§ **WHAT TO DO**
Print the records below exactly as they appear.

-- Begin RECORD EXCERPTS --

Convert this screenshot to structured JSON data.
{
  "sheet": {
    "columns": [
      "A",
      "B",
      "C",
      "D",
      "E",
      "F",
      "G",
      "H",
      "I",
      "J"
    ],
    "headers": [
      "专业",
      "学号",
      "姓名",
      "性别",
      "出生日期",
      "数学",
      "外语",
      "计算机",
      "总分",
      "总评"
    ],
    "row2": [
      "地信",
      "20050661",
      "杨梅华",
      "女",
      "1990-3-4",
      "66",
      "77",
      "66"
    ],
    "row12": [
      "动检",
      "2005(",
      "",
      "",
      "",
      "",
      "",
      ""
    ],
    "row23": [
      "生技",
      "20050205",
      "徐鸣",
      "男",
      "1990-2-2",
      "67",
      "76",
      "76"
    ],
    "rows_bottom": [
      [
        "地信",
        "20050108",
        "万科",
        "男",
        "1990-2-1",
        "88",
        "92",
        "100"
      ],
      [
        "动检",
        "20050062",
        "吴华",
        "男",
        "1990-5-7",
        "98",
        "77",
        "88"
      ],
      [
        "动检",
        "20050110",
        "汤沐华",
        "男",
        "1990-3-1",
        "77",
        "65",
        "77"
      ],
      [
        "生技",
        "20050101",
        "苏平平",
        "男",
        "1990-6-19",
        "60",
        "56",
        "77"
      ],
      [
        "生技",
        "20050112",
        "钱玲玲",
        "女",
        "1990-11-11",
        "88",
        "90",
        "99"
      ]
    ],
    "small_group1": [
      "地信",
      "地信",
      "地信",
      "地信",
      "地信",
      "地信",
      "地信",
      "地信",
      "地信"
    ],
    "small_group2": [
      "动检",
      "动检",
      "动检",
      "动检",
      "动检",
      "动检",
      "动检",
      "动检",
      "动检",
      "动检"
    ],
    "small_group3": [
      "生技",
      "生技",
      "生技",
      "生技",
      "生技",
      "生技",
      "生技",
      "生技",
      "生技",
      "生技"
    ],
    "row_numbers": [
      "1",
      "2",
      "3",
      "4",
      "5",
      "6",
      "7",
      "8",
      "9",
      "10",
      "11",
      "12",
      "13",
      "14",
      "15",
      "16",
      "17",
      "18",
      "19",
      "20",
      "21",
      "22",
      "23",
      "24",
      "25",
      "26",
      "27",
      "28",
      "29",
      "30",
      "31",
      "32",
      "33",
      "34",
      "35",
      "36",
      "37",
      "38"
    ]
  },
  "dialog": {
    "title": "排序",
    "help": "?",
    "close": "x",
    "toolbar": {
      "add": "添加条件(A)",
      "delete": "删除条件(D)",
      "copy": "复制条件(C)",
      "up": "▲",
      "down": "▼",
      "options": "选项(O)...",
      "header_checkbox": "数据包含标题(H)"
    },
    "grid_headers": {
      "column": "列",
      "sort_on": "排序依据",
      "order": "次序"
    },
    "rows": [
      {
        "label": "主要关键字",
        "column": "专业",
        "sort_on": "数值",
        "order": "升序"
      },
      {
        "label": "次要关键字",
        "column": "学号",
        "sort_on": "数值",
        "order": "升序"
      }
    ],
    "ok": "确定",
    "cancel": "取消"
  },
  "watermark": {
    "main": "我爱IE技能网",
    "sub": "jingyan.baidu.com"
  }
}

-- End RECORD EXCERPTS --

§ **RESPONSE TO THIS EXERCISE**
Convert this screenshot to structured JSON data.
{
  "sheet": {
    "columns": [
      "A",
      "B",
      "C",
      "D",
      "E",
      "F",
      "G",
      "H",
      "I",
      "J"
    ],
    "headers": [
      "专业",
      "学号",
      "姓名",
      "性别",
      "出生日期",
      "数学",
      "外语",
      "计算机",
      "总分",
      "总评"
    ],
    "row2": [
      "地信",
      "20050661",
      "杨梅华",
      "女",
      "1990-3-4",
      "66",
      "77",
      "66"
    ],
    "row12": [
      "动检",
      "2005(",
      "",
      "",
      "",
      "",
      "",
      ""
    ],
    "row23": [
      "生技",
      "20050205",
      "徐鸣",
      "男",
      "1990-2-2",
      "67",
      "76",
      "76"
    ],
    "rows_bottom": [
      [
        "地信",
        "20050108",
        "万科",
        "男",
        "1990-2-1",
        "88",
        "92",
        "100"
      ],
      [
        "动检",
        "20050062",
        "吴华",
        "男",
        "1990-5-7",
        "98",
        "77",
        "88"
      ],
      [
        "动检",
        "20050110",
        "汤沐华",
        "男",
        "1990-3-1",
        "77",
        "65",
        "77"
      ],
      [
        "生技",
        "20050101",
        "苏平平",
        "男",
        "1990-6-19",
        "60",
        "56",
        "77"
      ],
      [
        "生技",
        "20050112",
        "钱玲玲",
        "女",
        "1990-11-11",
        "88",
        "90",
        "99"
      ]
    ],
    "small_group1": [
      "地信",
      "地信",
      "地信",
      "地信",
      "地信",
      "地信",
      "地信",
      "地信",
      "地信"
    ],
    "small_group2": [
      "动检",
      "动检",
      "动检",
      "动检",
      "动检",
      "动检",
      "动检",
      "动检",
      "动检",
      "动检"
    ],
    "small_group3": [
      "生技",
      "生技",
      "生技",
      "生技",
      "生技",
      "生技",
      "生技",
      "生技",
      "生技",
      "生技"
    ],
    "row_numbers": [
      "1",
      "2",
      "3",
      "4",
      "5",
      "6",
      "7",
      "8",
      "9",
      "10",
      "11",
      "12",
      "13",
      "14",
      "15",
      "16",
      "17",
      "18",
      "19",
      "20",
      "21",
      "22",
      "23",
      "24",
      "25",
      "26",
      "27",
      "28",
      "29",
      "30",
      "31",
      "32",
      "33",
      "34",
      "35",
      "36",
      "37",
      "38"
    ]
  },
  "dialog": {
    "title": "排序",
    "help": "?",
    "close": "x",
    "toolbar": {
      "add": "添加条件(A)",
      "delete": "删除条件(D)",
      "copy": "复制条件(C)",
      "up": "▲",
      "down": "▼",
      "options": "选项(O)...",
      "header_checkbox": "数据包含标题(H)"
    },
    "grid_headers": {
      "column": "列",
      "sort_on": "排序依据",
      "order": "次序"
    },
    "rows": [
      {
        "label": "主要关键字",
        "column": "专业",
        "sort_on": "数值",
        "order": "升序"
      },
      {
        "label": "次要关键字",
        "column": "学号",
        "sort_on": "数值",
        "order": "升序"
      }
    ],
    "ok": "确定",
    "cancel": "取消"
  },
  "watermark": {
    "main": "我爱IE技能网",
    "sub": "jingyan.baidu.com"
  }
}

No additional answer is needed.